◆ PROBLEM STATEMENT
Make an exact copy of the lines, leaving the pictures out.

[BEGIN]

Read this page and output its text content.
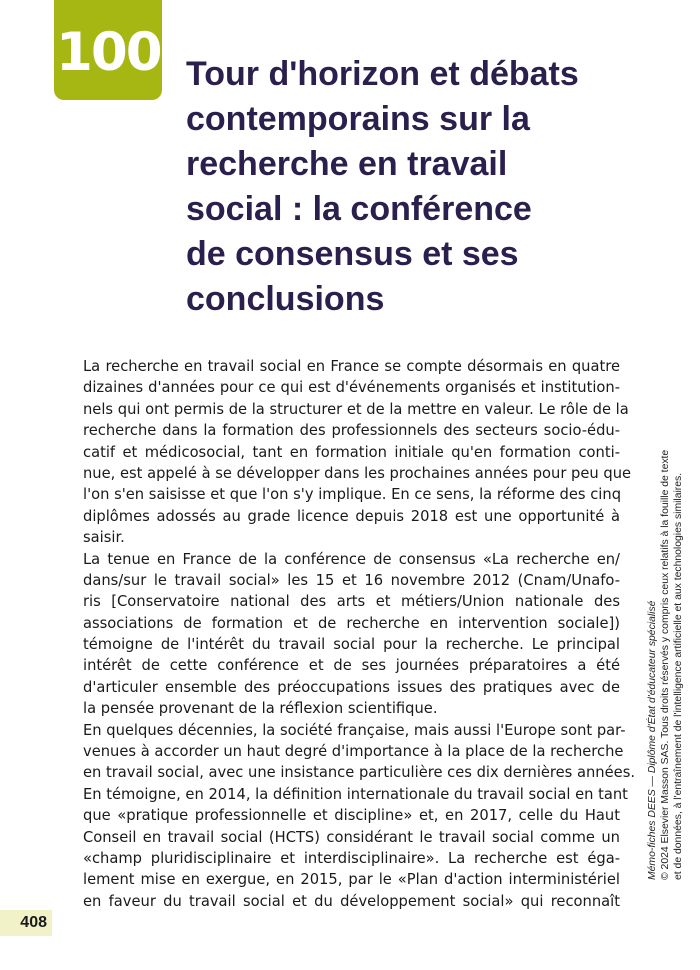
100 Tour d'horizon et débats
contemporains sur la
recherche en travail
social : la conférence
de consensus et ses
conclusions
La recherche en travail social en France se compte désormais en quatre
dizaines d'années pour ce qui est d'événements organisés et institution-
nels qui ont permis de la structurer et de la mettre en valeur. Le rôle de la
recherche dans la formation des professionnels des secteurs socio-édu-
catif et médicosocial, tant en formation initiale qu'en formation conti-
nue, est appelé à se développer dans les prochaines années pour peu que
l'on s'en saisisse et que l'on s'y implique. En ce sens, la réforme des cinq
diplômes adossés au grade licence depuis 2018 est une opportunité à
saisir.
La tenue en France de la conférence de consensus «La recherche en/
dans/sur le travail social» les 15 et 16 novembre 2012 (Cnam/Unafo-
ris [Conservatoire national des arts et métiers/Union nationale des
associations de formation et de recherche en intervention sociale])
témoigne de l'intérêt du travail social pour la recherche. Le principal
intérêt de cette conférence et de ses journées préparatoires a été
d'articuler ensemble des préoccupations issues des pratiques avec de
la pensée provenant de la réflexion scientifique.
En quelques décennies, la société française, mais aussi l'Europe sont par-
venues à accorder un haut degré d'importance à la place de la recherche
en travail social, avec une insistance particulière ces dix dernières années.
En témoigne, en 2014, la définition internationale du travail social en tant
que «pratique professionnelle et discipline» et, en 2017, celle du Haut
Conseil en travail social (HCTS) considérant le travail social comme un
«champ pluridisciplinaire et interdisciplinaire». La recherche est éga-
lement mise en exergue, en 2015, par le «Plan d'action interministériel
en faveur du travail social et du développement social» qui reconnaît
408
Mémo-fiches DEES — Diplôme d'État d'éducateur spécialisé © 2024 Elsevier Masson SAS. Tous droits réservés y compris ceux relatifs à la fouille de texte et de données, à l'entraînement de l'intelligence artificielle et aux technologies similaires.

[END]

◆ EXERCISE RESULT
Read this page and output its text content.
100 Tour d'horizon et débats
contemporains sur la
recherche en travail
social : la conférence
de consensus et ses
conclusions
La recherche en travail social en France se compte désormais en quatre
dizaines d'années pour ce qui est d'événements organisés et institution-
nels qui ont permis de la structurer et de la mettre en valeur. Le rôle de la
recherche dans la formation des professionnels des secteurs socio-édu-
catif et médicosocial, tant en formation initiale qu'en formation conti-
nue, est appelé à se développer dans les prochaines années pour peu que
l'on s'en saisisse et que l'on s'y implique. En ce sens, la réforme des cinq
diplômes adossés au grade licence depuis 2018 est une opportunité à
saisir.
La tenue en France de la conférence de consensus «La recherche en/
dans/sur le travail social» les 15 et 16 novembre 2012 (Cnam/Unafo-
ris [Conservatoire national des arts et métiers/Union nationale des
associations de formation et de recherche en intervention sociale])
témoigne de l'intérêt du travail social pour la recherche. Le principal
intérêt de cette conférence et de ses journées préparatoires a été
d'articuler ensemble des préoccupations issues des pratiques avec de
la pensée provenant de la réflexion scientifique.
En quelques décennies, la société française, mais aussi l'Europe sont par-
venues à accorder un haut degré d'importance à la place de la recherche
en travail social, avec une insistance particulière ces dix dernières années.
En témoigne, en 2014, la définition internationale du travail social en tant
que «pratique professionnelle et discipline» et, en 2017, celle du Haut
Conseil en travail social (HCTS) considérant le travail social comme un
«champ pluridisciplinaire et interdisciplinaire». La recherche est éga-
lement mise en exergue, en 2015, par le «Plan d'action interministériel
en faveur du travail social et du développement social» qui reconnaît
408
Mémo-fiches DEES — Diplôme d'État d'éducateur spécialisé © 2024 Elsevier Masson SAS. Tous droits réservés y compris ceux relatifs à la fouille de texte et de données, à l'entraînement de l'intelligence artificielle et aux technologies similaires.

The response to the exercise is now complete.